> **Records provided**
◆ ◆ ◆ ◆

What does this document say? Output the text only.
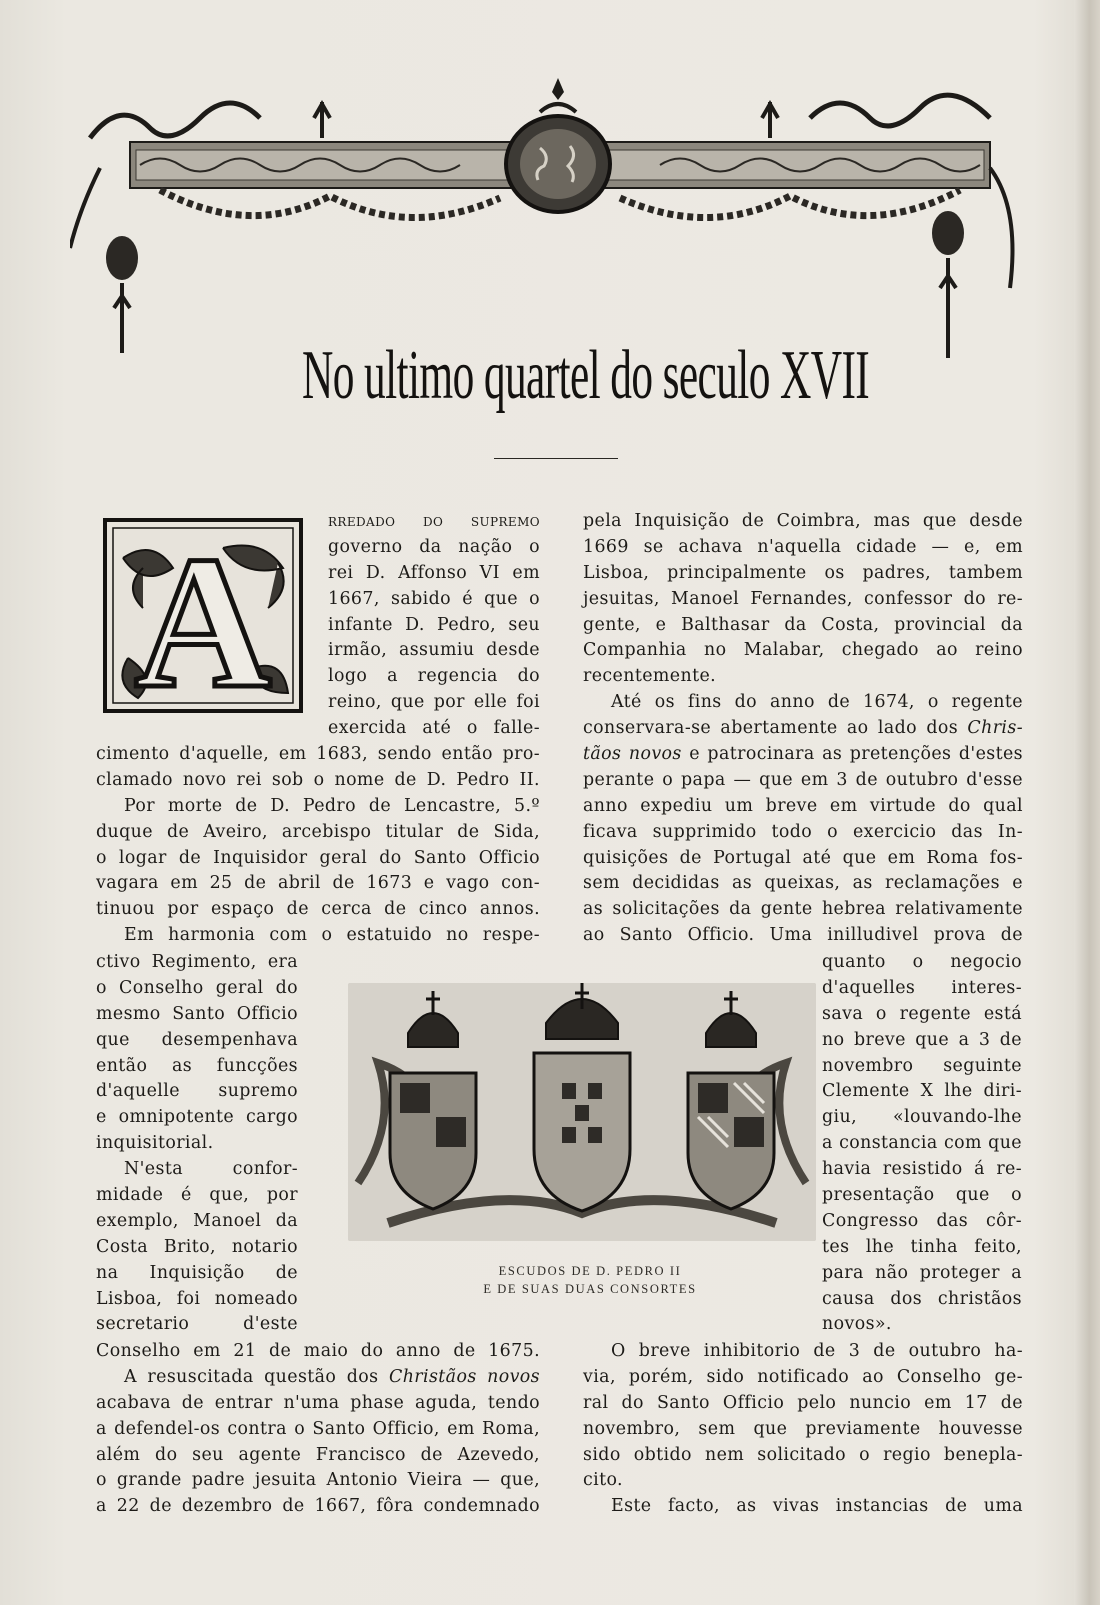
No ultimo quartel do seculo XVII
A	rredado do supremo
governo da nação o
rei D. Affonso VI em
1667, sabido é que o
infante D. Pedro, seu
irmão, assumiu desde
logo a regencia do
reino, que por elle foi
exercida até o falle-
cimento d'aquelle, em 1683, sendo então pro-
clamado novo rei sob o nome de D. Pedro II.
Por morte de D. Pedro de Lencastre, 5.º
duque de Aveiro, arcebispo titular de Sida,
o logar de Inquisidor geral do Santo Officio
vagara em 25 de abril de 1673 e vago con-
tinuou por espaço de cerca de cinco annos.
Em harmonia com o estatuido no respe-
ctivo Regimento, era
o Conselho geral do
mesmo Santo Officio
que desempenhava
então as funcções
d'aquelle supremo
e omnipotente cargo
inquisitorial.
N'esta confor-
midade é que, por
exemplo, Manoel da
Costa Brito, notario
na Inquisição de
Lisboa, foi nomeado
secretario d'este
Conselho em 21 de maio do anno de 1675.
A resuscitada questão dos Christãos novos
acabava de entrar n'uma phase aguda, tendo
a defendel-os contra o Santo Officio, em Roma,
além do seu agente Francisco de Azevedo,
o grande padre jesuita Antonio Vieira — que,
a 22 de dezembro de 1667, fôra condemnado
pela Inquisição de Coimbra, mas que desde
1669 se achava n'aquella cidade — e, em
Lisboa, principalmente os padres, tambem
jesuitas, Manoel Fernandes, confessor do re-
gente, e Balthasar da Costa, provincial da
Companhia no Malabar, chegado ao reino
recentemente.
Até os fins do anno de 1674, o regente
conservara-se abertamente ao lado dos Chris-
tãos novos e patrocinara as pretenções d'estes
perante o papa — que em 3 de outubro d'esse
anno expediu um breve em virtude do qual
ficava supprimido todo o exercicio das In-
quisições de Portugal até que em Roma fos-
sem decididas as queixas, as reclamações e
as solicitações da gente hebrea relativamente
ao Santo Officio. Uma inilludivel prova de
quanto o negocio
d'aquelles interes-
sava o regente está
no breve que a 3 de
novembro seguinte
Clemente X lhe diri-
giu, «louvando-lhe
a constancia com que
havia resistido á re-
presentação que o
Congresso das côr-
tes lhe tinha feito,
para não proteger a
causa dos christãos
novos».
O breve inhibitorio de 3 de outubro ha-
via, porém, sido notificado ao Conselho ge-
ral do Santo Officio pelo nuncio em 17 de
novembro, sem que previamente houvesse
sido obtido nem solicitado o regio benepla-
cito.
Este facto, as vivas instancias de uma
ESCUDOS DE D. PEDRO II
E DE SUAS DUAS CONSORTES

◆ ◆ ◆ ◆

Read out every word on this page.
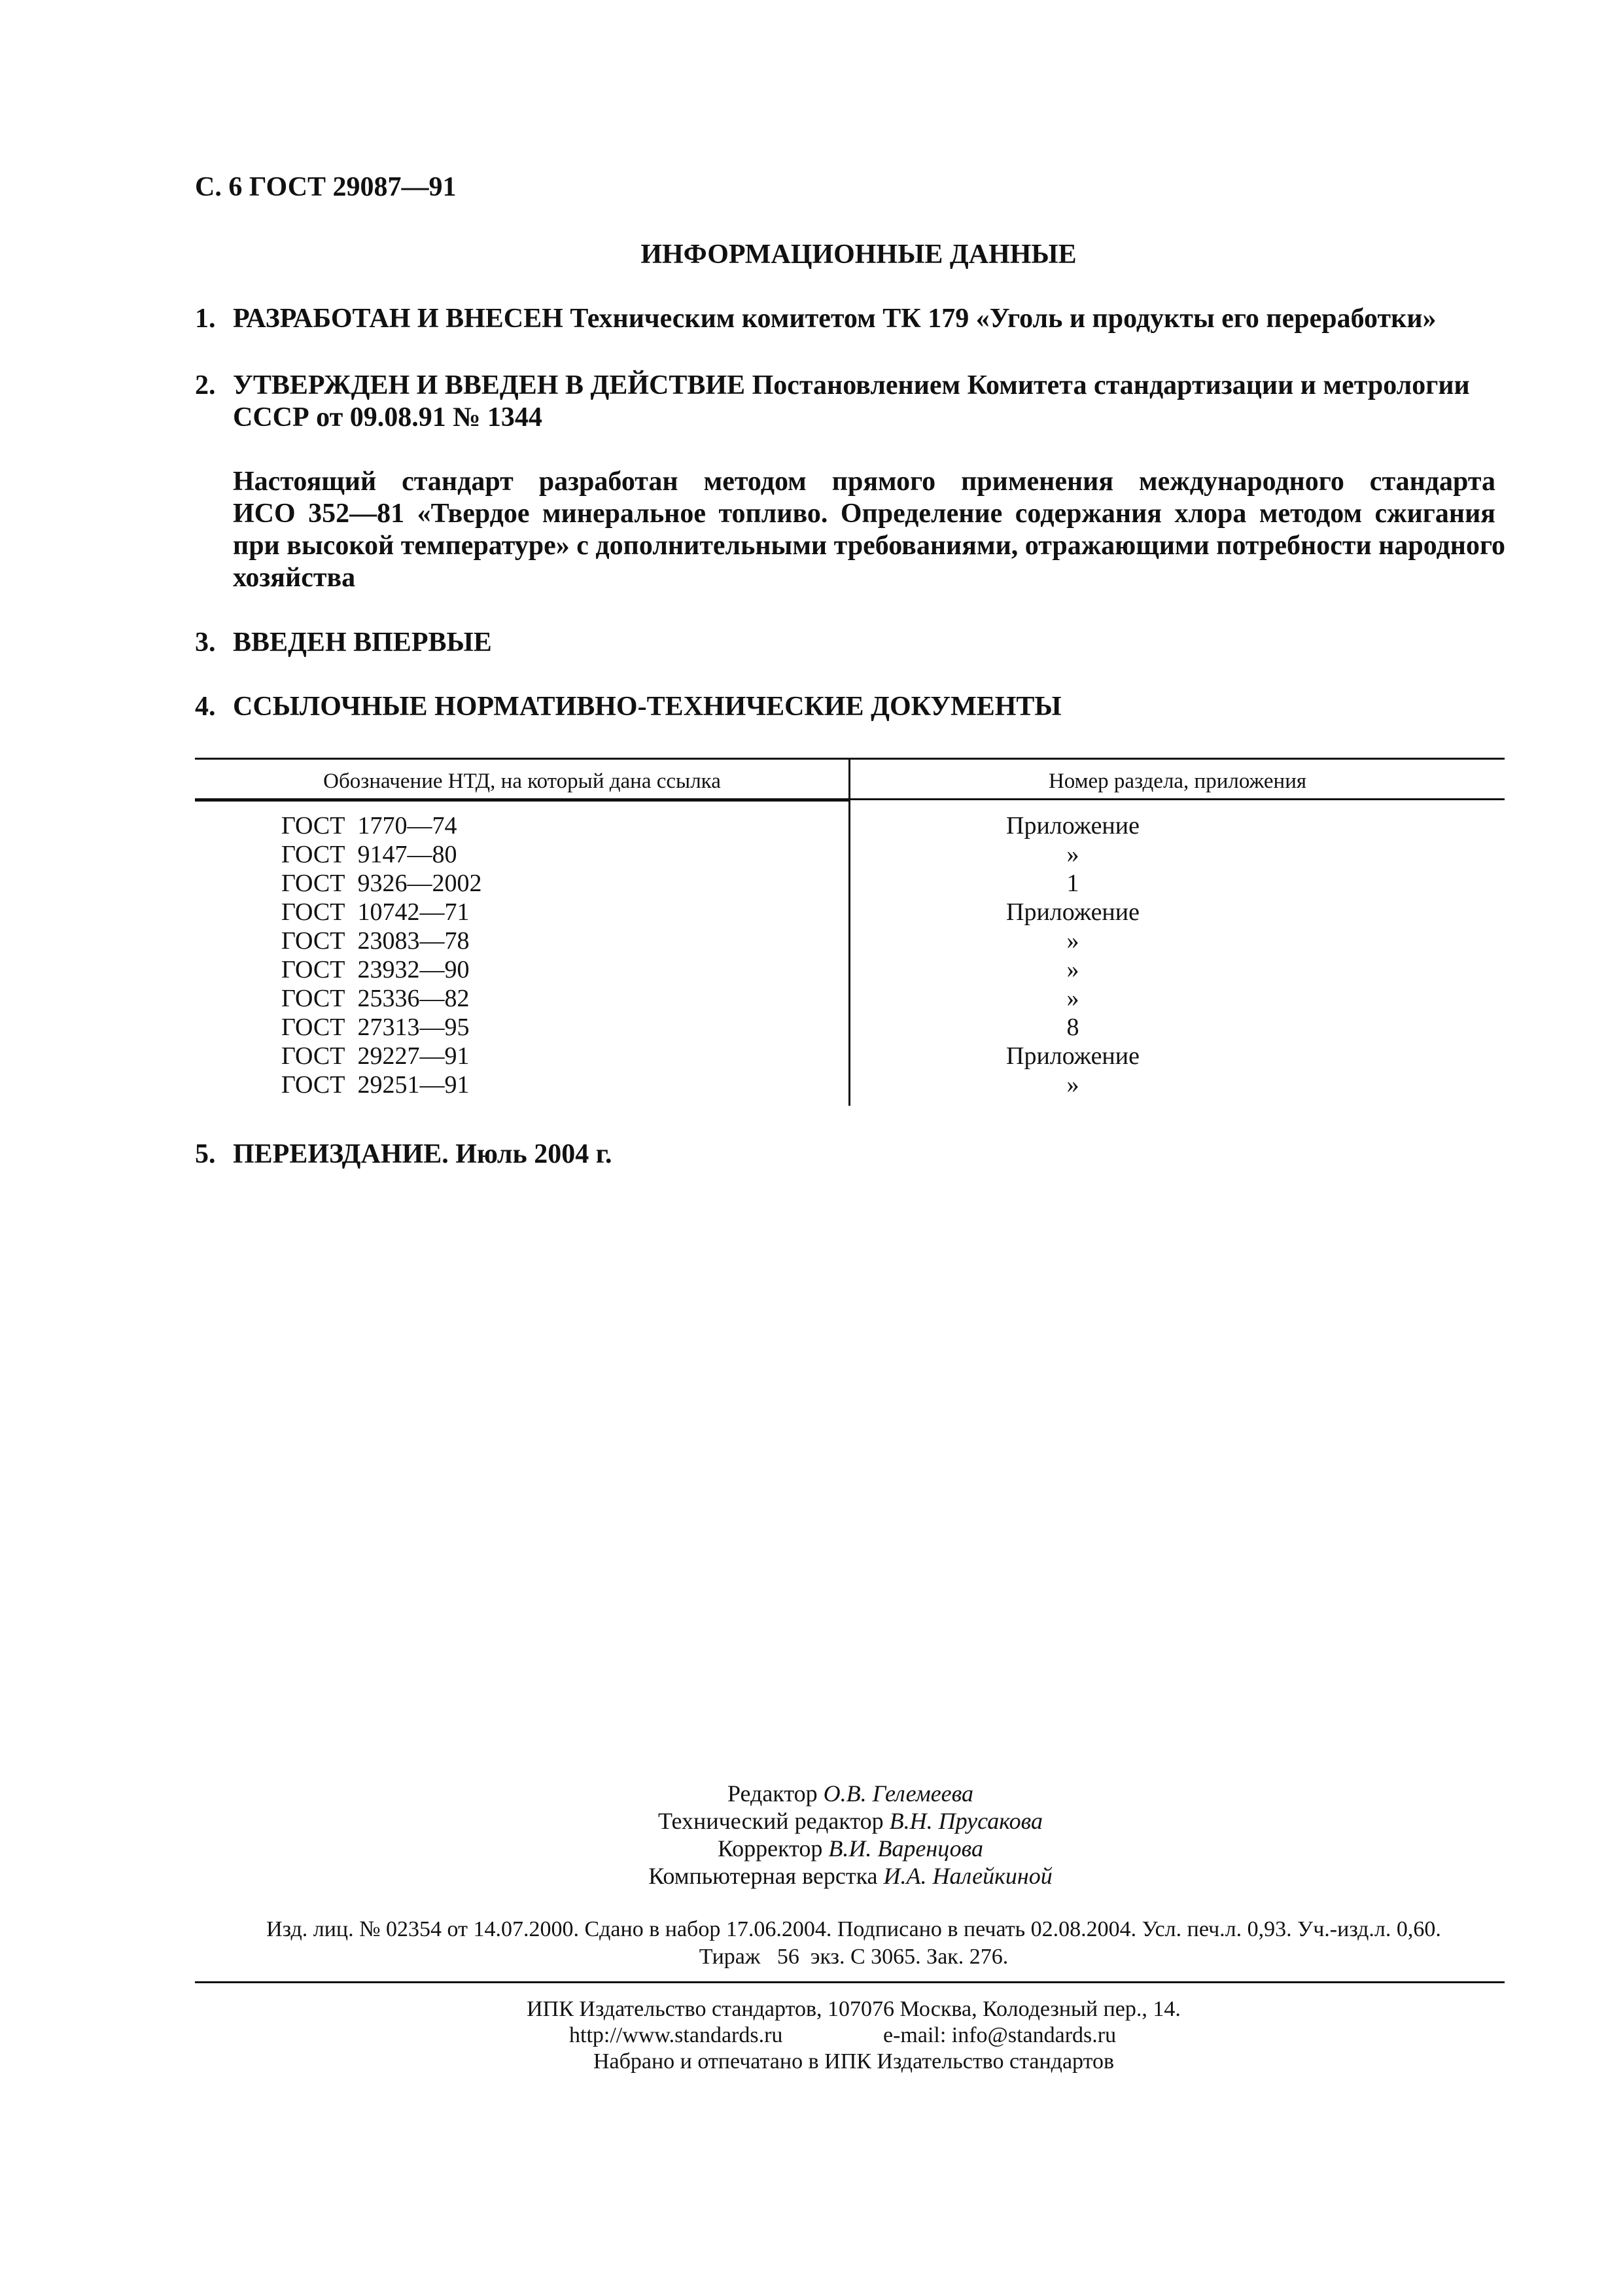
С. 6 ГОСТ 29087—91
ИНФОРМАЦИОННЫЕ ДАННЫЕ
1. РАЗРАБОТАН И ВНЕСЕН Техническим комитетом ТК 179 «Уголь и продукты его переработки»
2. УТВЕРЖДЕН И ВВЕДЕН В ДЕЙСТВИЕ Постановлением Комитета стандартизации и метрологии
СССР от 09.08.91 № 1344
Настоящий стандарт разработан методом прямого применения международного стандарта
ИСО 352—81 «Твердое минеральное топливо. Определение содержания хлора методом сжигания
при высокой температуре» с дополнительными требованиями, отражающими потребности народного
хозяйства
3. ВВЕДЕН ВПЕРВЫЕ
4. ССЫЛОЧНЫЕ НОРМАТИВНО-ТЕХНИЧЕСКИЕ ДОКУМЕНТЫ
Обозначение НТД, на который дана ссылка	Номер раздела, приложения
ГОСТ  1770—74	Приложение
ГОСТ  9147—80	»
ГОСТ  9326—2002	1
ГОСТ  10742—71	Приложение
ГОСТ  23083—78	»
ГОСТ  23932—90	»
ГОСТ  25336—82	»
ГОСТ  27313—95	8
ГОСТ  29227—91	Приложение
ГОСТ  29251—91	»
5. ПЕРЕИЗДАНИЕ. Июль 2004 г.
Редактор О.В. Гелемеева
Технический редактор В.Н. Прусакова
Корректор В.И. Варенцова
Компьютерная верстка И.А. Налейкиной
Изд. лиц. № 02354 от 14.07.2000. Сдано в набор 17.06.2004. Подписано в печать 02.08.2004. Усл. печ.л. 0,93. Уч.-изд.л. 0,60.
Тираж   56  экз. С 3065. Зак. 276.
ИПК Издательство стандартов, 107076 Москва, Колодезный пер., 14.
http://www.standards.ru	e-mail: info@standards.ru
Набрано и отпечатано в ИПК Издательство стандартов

◆ ◆ ◆ ◆

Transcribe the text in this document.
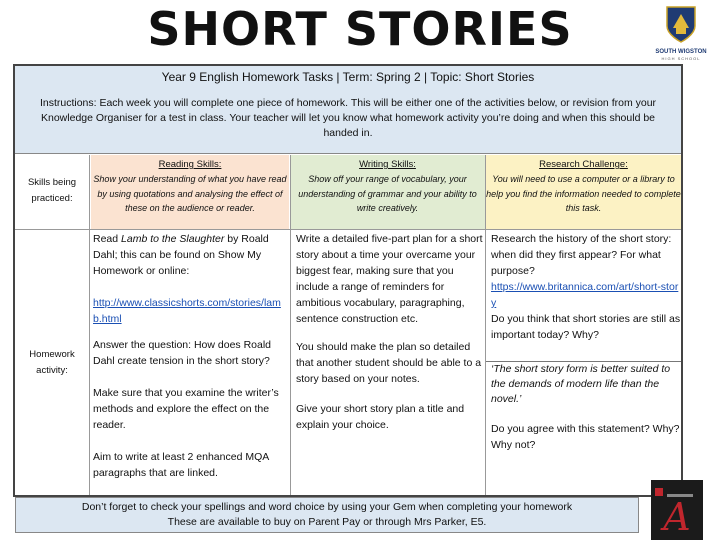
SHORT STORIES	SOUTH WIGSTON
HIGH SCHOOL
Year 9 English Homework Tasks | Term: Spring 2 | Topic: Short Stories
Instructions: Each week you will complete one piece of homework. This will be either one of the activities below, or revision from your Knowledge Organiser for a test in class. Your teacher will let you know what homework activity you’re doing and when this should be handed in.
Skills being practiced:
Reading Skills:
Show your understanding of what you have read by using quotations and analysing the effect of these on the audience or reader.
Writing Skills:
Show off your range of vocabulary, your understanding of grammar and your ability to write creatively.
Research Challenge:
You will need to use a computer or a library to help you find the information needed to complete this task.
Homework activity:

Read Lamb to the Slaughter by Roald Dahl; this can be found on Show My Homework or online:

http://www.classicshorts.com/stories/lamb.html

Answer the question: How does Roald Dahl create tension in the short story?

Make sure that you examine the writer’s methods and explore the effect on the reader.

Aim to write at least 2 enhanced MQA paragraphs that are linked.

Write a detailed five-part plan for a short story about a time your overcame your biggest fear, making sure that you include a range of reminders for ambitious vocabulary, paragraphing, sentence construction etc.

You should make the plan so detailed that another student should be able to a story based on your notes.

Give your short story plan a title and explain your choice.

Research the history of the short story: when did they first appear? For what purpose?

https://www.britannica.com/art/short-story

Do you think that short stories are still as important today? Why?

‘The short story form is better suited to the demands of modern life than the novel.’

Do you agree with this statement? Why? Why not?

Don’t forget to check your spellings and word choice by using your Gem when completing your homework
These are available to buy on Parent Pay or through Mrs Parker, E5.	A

◆ ◆ ◆ ◆

> **What you need to do**
List all lines where "complete" occurs.

> **Solved problem**
Instructions: Each week you will complete one piece of homework. This will be either one of the activities below, or revision from your Knowledge Organiser for a test in class. Your teacher will let you know what homework activity you’re doing and when this should be handed in.
You will need to use a computer or a library to help you find the information needed to complete this task.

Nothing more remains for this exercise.